* **Extract to read**:
◆ ◆ ◆ ◆ ◆ ◆ ◆

California Civil Jury Instructions (CACI)
3113. "Recklessness" Explained
[Name of defendant] acted with "recklessness" if [he/she] knew it was highly probable that [his/her] conduct would cause harm and [he/she] knowingly disregarded this risk.
"Recklessness" is more than just the failure to use reasonable care.
Sources and Authority
" 'Recklessness' refers to a subjective state of culpability greater than simple negligence, which has been described as a 'deliberate disregard' of the 'high degree of probability' that an injury will occur. Recklessness, unlike negligence, involves more than 'inadvertence, incompetence, unskillfulness, or a failure to take precautions' but rather rises to the level of a 'conscious choice of a course of action . . . with knowledge of the serious danger to others involved in it.' " (Delaney v. Baker (1999) 20 Cal.4th 23, 31-32 [82 Cal.Rptr.2d 610, 971 P.2d 986], internal citations omitted.)
In Conservatorship of Gregory v. Beverly Enterprises, Inc. (2000) 80 Cal.App.4th 514, 521 [95 Cal.Rptr.2d 336], the court found that the following instruction adequately defined "recklessness": "[T]he term 'recklessness' requires that the defendant have knowledge of a high degree of probability that dangerous consequences will result from his or her conduct and acts with deliberate disregard of that probability or with a conscious disregard of the probable consequences. Recklessness requires conduct more culpable than mere negligence."
Restatement Second of Torts, section 500, provides: "The actor's conduct is in reckless disregard of the safety of another if he does an act or intentionally fails to do an act which it is his duty to the other to do, knowing or having reason to know of facts which would lead a reasonable man to realize, not only that his conduct creates an unreasonable risk of physical harm to another, but also that such risk is substantially greater than that which is necessary to make his conduct negligent."

◆ ◆ ◆ ◆ ◆ ◆ ◆

Print part of the jury instruction on recklessness word for word, beginning at the words "California Civil Jury" and stopping after "use reasonable care.".

◆ ◆ ◆ ◆ ◆ ◆ ◆

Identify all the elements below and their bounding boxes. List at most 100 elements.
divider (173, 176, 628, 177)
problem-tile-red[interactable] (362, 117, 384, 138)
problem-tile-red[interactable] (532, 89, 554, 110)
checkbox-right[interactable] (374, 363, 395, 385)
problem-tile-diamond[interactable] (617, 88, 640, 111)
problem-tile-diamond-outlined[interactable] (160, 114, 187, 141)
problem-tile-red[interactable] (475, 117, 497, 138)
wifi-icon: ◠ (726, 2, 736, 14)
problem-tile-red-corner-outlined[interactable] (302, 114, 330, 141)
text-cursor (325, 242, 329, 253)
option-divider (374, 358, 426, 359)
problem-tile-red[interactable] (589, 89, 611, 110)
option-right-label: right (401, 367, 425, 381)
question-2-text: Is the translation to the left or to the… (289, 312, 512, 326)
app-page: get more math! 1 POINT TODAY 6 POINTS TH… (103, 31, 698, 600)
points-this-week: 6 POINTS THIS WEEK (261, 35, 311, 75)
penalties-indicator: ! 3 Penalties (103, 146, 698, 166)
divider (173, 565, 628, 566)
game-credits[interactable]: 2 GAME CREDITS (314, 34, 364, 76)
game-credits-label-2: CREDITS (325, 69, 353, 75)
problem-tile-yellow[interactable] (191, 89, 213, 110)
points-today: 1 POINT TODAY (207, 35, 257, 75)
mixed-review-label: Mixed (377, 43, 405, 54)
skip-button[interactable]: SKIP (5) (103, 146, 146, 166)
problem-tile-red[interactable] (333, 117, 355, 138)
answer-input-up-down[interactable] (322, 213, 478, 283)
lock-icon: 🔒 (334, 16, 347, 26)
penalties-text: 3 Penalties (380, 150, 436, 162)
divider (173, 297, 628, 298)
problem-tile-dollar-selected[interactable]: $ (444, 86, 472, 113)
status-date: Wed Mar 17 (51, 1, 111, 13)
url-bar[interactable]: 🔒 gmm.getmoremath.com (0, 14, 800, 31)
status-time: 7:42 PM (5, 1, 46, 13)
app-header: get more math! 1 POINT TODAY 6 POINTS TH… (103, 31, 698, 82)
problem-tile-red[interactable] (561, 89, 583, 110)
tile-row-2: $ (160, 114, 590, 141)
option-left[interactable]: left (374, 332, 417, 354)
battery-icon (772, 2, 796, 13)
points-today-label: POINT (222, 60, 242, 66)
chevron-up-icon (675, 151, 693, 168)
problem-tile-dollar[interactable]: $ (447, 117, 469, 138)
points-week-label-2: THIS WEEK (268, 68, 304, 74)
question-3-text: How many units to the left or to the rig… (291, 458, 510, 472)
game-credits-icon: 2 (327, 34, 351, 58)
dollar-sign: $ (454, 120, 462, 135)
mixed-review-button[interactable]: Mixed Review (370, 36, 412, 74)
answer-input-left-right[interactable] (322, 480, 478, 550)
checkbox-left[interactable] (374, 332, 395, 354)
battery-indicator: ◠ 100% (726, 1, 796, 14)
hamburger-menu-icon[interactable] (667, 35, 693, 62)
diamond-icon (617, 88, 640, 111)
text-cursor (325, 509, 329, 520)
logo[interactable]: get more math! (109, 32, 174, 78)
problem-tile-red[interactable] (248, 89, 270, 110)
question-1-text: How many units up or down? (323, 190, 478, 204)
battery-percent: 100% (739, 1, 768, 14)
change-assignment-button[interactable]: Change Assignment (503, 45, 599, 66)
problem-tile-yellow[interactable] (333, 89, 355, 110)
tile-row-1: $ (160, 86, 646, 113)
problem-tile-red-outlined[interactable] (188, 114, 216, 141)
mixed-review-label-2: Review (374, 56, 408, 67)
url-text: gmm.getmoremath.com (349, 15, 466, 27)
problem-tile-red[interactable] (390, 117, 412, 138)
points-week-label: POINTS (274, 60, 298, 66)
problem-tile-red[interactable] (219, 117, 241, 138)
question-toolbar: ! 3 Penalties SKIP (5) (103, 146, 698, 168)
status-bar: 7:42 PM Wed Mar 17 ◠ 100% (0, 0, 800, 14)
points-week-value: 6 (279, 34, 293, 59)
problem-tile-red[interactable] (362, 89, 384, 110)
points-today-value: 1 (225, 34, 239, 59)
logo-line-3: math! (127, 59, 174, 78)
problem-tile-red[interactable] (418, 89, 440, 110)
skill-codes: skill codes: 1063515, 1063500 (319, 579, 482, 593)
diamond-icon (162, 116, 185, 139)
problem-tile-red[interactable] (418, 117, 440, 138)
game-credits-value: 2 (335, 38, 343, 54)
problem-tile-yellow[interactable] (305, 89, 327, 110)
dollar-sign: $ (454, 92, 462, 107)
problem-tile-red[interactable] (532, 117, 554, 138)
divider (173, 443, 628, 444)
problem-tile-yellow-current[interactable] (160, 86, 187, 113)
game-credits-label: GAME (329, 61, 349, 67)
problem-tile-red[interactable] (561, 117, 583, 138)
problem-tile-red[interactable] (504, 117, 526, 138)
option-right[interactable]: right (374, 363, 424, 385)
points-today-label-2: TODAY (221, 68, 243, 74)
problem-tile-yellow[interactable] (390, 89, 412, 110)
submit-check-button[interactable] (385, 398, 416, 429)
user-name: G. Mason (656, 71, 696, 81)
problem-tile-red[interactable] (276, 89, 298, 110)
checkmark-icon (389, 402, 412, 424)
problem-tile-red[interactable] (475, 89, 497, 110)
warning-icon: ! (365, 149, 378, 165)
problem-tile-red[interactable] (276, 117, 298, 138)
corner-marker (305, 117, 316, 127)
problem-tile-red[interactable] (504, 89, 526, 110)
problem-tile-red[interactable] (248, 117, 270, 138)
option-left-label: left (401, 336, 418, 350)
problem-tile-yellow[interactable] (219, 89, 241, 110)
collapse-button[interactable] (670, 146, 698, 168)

◆ ◆ ◆ ◆ ◆ ◆ ◆

* **Response for this exercise**:
California Civil Jury Instructions (CACI)
3113. "Recklessness" Explained
[Name of defendant] acted with "recklessness" if [he/she] knew it was highly probable that [his/her] conduct would cause harm and [he/she] knowingly disregarded this risk.
"Recklessness" is more than just the failure to use reasonable care.